• **Source text**:
"""

Debt agreements

A serious step

Debt agreements are available to low income earners who cannot pay everything they owe, but want to avoid going bankrupt. Debt agreements have serious long term consequences that may affect your career or your ability to obtain credit in the future.

You should only consider a debt agreement if you have explored all other options. If you are thinking about getting a debt agreement make sure you understand exactly what you are agreeing to and the effect it can have on your ability to obtain credit in the future.

What is a debt agreement?

Smart tip

Talk to a free and independent financial counsellor before you take on a debt agreement as there may be better and cheaper options to manage your debts.

A debt agreement is a binding agreement between you and your creditors and falls under Part IX of the Bankruptcy Act 1966.

Under a Part IX debt agreement, your creditors agree to accept an amount of money that you can afford to pay, over a set period of time, to settle your debts.

Once you have paid this money your creditors cannot recover the rest of the money you owe.

A debt agreement is not a consolidation loan or an informal arrangement with your creditors.

Things to consider before getting a debt agreement

You should ensure that you have considered all the options available to you before getting into a debt agreement.

"""

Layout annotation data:
"""

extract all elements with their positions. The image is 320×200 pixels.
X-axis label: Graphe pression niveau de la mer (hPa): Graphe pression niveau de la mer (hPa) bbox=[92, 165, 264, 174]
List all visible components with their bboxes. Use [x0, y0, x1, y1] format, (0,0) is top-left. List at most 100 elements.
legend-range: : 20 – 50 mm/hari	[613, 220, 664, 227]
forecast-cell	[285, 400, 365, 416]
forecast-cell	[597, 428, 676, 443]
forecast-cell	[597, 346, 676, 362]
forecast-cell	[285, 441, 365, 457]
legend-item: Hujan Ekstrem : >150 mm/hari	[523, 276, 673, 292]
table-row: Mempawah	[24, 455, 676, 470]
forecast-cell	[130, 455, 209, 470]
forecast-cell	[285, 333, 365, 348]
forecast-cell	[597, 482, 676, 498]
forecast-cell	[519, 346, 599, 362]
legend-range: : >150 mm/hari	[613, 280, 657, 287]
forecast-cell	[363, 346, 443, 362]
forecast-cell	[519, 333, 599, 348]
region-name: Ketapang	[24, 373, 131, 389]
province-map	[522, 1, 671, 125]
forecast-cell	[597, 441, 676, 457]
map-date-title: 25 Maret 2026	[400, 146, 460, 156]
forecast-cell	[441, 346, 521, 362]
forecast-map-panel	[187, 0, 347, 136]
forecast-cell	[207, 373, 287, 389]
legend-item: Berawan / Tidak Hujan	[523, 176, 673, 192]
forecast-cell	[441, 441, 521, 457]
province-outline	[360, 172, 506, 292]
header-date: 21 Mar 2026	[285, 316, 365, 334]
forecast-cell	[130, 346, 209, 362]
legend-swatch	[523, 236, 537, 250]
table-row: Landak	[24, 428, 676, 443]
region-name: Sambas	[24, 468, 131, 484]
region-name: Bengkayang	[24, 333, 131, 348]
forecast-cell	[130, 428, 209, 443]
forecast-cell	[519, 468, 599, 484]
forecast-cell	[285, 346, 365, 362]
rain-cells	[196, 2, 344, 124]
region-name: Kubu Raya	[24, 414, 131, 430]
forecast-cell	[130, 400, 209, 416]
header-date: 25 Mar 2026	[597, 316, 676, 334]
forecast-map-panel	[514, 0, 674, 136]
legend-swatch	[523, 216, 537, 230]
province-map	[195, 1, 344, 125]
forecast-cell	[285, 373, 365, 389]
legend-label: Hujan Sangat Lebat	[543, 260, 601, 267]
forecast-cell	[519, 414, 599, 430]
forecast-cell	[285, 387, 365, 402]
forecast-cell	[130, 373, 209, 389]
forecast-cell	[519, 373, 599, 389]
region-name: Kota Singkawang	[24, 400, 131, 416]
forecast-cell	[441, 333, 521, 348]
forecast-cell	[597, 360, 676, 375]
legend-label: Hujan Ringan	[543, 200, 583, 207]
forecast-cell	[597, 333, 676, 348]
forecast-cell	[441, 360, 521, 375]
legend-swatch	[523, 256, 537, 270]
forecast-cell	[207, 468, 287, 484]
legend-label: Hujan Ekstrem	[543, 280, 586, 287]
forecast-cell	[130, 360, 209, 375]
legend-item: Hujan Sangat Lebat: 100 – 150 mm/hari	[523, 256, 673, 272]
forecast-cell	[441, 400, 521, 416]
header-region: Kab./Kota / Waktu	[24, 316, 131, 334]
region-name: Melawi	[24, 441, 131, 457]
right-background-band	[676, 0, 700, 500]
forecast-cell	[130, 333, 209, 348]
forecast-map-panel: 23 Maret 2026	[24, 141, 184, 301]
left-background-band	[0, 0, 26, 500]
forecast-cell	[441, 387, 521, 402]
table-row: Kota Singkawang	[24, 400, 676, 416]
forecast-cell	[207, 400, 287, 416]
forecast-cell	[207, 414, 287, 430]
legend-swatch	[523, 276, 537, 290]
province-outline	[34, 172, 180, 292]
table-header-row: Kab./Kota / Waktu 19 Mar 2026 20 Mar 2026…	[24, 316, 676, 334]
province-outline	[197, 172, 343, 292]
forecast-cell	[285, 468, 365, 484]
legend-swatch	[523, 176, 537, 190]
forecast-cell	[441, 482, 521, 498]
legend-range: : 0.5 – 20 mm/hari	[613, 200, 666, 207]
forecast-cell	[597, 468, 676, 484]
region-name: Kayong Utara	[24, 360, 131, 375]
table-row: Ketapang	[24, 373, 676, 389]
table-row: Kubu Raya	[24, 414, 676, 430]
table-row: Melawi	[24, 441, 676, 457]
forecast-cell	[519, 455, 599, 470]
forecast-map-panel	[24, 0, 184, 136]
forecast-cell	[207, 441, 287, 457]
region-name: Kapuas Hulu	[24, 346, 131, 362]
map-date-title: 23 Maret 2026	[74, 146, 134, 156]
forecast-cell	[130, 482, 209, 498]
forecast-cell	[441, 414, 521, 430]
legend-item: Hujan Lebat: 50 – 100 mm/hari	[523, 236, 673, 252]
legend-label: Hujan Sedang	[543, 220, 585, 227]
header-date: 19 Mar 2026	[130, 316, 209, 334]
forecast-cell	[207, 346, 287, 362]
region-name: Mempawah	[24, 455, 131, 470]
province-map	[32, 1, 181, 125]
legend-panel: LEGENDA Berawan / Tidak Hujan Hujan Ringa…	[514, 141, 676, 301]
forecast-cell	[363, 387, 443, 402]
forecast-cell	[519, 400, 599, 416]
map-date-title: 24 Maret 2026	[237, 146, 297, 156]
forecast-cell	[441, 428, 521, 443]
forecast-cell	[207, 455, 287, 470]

"""
"""

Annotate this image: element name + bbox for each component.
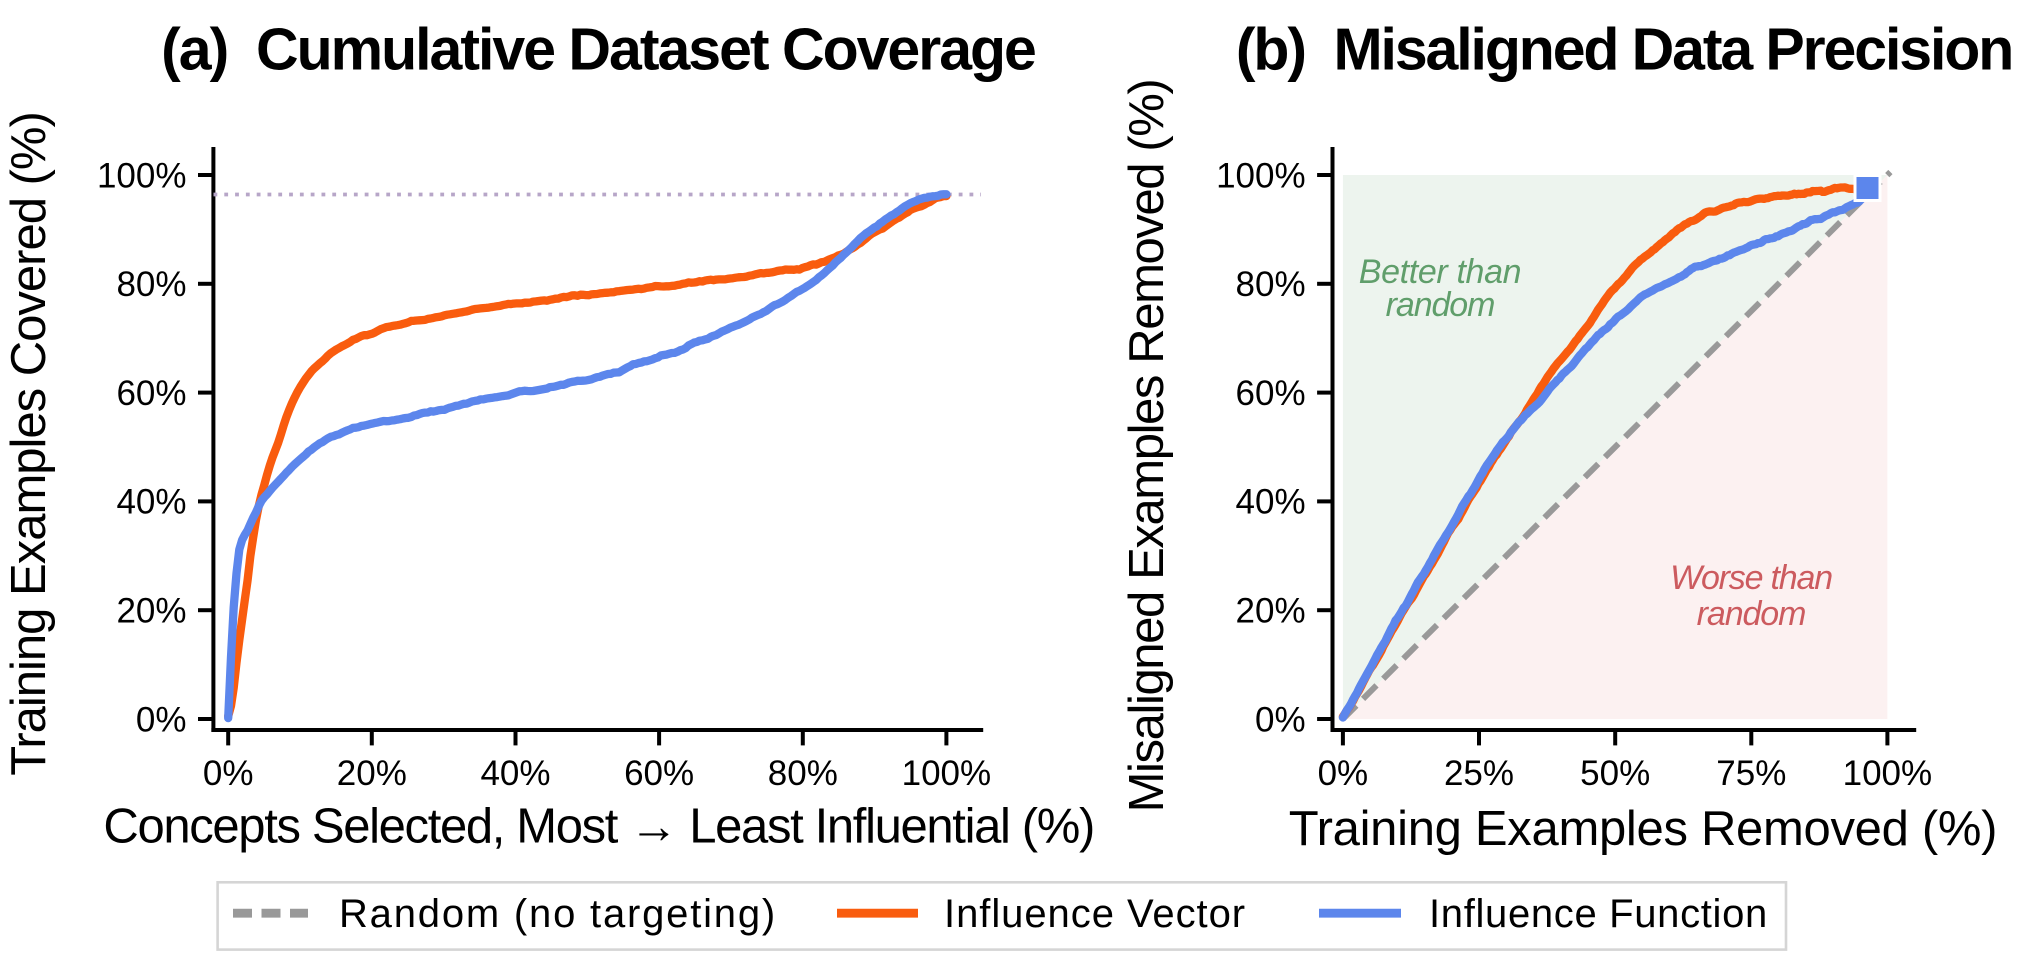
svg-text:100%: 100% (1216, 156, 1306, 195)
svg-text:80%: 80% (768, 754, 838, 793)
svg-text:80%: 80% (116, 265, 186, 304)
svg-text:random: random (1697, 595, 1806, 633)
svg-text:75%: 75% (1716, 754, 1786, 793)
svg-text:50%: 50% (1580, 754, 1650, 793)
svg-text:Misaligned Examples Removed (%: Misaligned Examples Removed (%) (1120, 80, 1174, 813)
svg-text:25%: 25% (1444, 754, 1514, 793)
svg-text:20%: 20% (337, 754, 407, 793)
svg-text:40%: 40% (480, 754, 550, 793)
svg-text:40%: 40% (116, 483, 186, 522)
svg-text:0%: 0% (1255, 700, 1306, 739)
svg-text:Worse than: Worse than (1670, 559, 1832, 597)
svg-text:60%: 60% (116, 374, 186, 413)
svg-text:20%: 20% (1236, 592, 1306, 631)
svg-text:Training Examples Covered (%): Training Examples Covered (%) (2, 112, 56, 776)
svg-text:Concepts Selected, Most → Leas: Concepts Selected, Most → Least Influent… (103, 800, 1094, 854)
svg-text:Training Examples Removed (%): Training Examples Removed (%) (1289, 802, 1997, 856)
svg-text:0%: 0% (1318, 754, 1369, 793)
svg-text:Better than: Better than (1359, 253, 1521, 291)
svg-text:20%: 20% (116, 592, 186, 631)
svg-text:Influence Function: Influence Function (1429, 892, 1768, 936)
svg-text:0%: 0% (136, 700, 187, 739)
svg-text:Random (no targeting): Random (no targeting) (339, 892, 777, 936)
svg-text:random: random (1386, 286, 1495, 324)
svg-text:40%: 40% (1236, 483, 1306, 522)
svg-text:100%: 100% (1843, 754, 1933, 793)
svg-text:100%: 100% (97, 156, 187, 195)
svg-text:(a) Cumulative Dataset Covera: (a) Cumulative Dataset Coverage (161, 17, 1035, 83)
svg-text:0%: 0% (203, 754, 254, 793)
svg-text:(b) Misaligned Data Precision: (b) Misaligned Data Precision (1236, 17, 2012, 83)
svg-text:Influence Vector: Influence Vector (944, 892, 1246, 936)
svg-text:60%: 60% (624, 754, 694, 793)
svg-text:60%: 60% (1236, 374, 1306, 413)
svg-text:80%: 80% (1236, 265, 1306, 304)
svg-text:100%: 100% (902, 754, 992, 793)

"""

• **Exercise brief**:
According to the debt agreements text, which part of which act governs a debt agreement? Rely solely on the debt agreements text and not on the material.

• **Task output**:
Part IX of the Bankruptcy Act 1966.